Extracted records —
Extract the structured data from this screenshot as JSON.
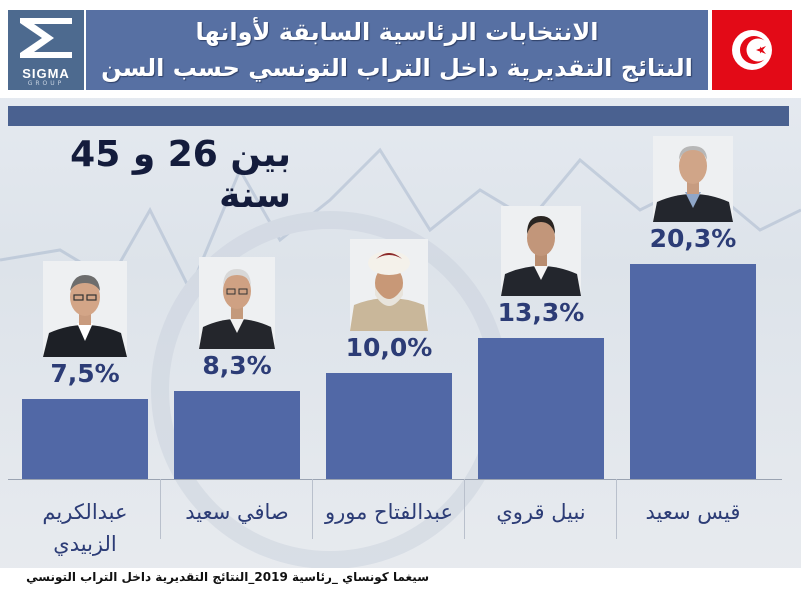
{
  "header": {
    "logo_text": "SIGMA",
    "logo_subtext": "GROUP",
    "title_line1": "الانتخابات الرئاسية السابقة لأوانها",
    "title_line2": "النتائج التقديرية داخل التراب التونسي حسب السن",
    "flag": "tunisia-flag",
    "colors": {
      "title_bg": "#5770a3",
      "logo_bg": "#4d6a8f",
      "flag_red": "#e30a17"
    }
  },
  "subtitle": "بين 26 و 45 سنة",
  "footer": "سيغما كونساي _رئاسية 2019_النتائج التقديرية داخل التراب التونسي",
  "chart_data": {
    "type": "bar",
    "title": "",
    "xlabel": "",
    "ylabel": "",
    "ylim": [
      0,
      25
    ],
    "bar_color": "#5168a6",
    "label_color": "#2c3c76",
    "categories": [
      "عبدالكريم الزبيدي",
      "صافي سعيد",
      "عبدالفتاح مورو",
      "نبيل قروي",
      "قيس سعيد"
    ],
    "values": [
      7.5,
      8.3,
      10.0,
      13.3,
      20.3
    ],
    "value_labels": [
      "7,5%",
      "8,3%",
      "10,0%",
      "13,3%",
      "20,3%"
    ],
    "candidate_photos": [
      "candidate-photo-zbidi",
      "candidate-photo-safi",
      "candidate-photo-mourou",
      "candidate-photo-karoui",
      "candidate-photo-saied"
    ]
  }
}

Short exercise — Quote the data above in full, leaving out the pictures it holds.

Complete output —
Extract the structured data from this screenshot as JSON.
{
  "header": {
    "logo_text": "SIGMA",
    "logo_subtext": "GROUP",
    "title_line1": "الانتخابات الرئاسية السابقة لأوانها",
    "title_line2": "النتائج التقديرية داخل التراب التونسي حسب السن",
    "flag": "tunisia-flag",
    "colors": {
      "title_bg": "#5770a3",
      "logo_bg": "#4d6a8f",
      "flag_red": "#e30a17"
    }
  },
  "subtitle": "بين 26 و 45 سنة",
  "footer": "سيغما كونساي _رئاسية 2019_النتائج التقديرية داخل التراب التونسي",
  "chart_data": {
    "type": "bar",
    "title": "",
    "xlabel": "",
    "ylabel": "",
    "ylim": [
      0,
      25
    ],
    "bar_color": "#5168a6",
    "label_color": "#2c3c76",
    "categories": [
      "عبدالكريم الزبيدي",
      "صافي سعيد",
      "عبدالفتاح مورو",
      "نبيل قروي",
      "قيس سعيد"
    ],
    "values": [
      7.5,
      8.3,
      10.0,
      13.3,
      20.3
    ],
    "value_labels": [
      "7,5%",
      "8,3%",
      "10,0%",
      "13,3%",
      "20,3%"
    ],
    "candidate_photos": [
      "candidate-photo-zbidi",
      "candidate-photo-safi",
      "candidate-photo-mourou",
      "candidate-photo-karoui",
      "candidate-photo-saied"
    ]
  }
}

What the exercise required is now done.